» **SUPPLIED TEXT**

Bishop Smith presided at the gala groundbreaking ceremony at the site of the new Church of St. Theresa on Radio Road in Little Egg Harbor on August 29th, 2004. At this time soil brought from Saint Theresa's Carmelite Monastery in Lisieux, France was combined into the soil of the new Church site. On August 24, 2005, relics of Saint Theresa and Saint John Neumann as well as the names of every person who had been buried from the Church of St. Theresa on Main St. in Tuckerton were placed in the soil directly below the future site of the Altar. The names of those who were baptized in the Tuckerton church were placed in the soil directly below the future site of the Baptismal Pool. In new the Church of St. Theresa was dedicated and opened in 2006.
In 2008 Rev. Mick Lambeth was made pastor and work began on the new Faith Formation Center and Administrative Offices. This facility was dedicated and opened in 2011.

» **DATA**
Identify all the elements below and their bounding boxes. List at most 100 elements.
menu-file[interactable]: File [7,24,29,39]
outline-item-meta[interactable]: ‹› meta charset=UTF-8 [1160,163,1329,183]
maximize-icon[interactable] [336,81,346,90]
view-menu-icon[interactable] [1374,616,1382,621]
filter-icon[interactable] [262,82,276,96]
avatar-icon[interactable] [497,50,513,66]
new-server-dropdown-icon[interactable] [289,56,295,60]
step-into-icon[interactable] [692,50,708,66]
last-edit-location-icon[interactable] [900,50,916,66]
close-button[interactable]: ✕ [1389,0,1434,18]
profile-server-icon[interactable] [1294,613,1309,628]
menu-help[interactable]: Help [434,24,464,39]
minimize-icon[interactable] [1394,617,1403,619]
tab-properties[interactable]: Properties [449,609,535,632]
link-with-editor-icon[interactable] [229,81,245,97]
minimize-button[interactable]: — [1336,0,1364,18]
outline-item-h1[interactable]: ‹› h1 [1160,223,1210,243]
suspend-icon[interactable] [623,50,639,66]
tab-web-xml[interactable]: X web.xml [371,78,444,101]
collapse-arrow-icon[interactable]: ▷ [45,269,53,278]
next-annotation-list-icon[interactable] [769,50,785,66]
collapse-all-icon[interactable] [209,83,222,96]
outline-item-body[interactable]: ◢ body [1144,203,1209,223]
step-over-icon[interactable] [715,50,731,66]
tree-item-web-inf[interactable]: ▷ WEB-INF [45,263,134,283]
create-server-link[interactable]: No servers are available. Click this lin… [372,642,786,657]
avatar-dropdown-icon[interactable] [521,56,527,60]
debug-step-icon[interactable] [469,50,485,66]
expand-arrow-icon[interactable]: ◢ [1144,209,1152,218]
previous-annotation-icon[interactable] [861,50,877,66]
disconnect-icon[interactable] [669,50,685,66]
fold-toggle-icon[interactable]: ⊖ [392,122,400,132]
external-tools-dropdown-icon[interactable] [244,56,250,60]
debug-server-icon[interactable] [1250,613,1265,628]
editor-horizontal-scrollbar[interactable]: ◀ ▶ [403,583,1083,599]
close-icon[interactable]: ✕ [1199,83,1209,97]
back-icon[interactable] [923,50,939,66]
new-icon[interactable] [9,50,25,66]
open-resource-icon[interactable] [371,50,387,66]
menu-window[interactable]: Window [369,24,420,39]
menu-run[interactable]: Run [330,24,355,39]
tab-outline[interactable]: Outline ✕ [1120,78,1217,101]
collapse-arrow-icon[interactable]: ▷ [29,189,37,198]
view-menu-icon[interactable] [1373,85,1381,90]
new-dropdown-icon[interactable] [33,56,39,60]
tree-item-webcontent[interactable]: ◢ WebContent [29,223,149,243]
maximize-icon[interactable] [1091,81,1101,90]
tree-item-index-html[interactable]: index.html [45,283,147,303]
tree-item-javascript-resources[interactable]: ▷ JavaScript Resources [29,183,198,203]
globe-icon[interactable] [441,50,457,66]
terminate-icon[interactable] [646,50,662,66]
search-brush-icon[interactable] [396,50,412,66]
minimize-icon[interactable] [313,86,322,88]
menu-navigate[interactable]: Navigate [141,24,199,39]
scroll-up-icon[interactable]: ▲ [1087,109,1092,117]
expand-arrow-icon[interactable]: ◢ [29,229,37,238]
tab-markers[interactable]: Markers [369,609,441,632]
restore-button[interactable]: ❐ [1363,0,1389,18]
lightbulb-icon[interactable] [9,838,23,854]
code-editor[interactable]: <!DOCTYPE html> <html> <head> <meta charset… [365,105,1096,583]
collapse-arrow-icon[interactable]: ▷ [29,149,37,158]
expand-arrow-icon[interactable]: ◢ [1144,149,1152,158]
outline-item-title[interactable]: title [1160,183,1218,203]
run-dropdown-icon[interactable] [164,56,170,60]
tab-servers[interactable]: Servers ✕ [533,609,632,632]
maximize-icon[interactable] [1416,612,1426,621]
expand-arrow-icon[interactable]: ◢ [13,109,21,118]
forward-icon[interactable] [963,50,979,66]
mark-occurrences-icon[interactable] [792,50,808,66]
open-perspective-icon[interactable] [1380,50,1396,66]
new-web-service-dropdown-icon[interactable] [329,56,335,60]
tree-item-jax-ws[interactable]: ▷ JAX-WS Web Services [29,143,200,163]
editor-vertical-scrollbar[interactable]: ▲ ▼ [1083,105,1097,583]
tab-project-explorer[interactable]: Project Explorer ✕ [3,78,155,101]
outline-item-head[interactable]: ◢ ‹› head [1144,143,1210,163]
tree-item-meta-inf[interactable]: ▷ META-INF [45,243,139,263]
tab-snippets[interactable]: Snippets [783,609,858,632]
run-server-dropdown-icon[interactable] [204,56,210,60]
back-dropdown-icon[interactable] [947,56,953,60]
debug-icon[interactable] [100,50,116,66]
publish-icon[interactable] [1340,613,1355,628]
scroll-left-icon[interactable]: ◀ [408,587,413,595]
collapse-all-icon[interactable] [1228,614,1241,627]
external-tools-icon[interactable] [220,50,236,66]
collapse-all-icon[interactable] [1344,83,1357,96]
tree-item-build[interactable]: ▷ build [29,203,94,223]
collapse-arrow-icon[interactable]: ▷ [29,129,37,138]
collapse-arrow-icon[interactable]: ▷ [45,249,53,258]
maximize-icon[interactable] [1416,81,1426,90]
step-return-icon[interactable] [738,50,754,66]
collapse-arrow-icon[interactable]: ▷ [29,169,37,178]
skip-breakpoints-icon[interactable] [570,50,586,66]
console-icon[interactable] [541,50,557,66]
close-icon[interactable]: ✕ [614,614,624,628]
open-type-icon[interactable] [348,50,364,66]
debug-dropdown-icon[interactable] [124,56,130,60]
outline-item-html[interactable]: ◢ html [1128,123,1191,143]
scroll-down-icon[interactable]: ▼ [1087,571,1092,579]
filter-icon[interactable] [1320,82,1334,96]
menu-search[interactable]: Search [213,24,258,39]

» **INSTRUCTIONS**
A. Answer these questions using the St. Theresa church history:
(i) Where was the soil that was mixed into the new church site brought from?
(ii) Whose relics were placed in the soil below the future site of the Altar?
(iii) In what year was the Faith Formation Center and Administrative Offices building dedicated and opened?
B. Translate this sentence from the St. Theresa church history into Spanish: "In 2008 Rev. Mick Lambeth was made pastor and work began on the new Faith Formation Center and Administrative Offices."
C. Carry on the St. Theresa church history, picking up right after its last sentence.
The records have nothing to do with the St. Theresa church history.

» **REPLIES**
A.
(i) Saint Theresa's Carmelite Monastery in Lisieux, France
(ii) Saint Theresa and Saint John Neumann
(iii) 2011

B. En 2008, el Rev. Mick Lambeth fue nombrado párroco y comenzaron las obras del nuevo Centro de Formación en la Fe y de las Oficinas Administrativas.

C.
Pastors of our parish since 1947 have been:
Rev. Peter H. Teston (1947-1950)
Rev. Alexander A. Burant (1950-1954)
Rev. Arthur J. St. Laurent (1954-1958)
Rev. James A. Thompson (1958- 1962)
Rev. James Remias (1962-1965)
Rev. Dominic Turtura (1965-1969)
Rev. Thomas Dennen (1969-1972)
Rev. George Deutsch (1972 - Administrator)
Rev. Msgr. Maurice P. Griffin (1972-1981)
Rev. Harry E. Cenefeldt (1981-1986)
Rev. Msgr. James F. McManimon (1986-1988)
Rev. Terence O. McAlinden (1988-2007)
Rev. Msgr. Hugh Ronan (2007 – Administrator)
Rev. K. Michael Lambeth (2008- 2019)
Rev. John Large (2019 to present)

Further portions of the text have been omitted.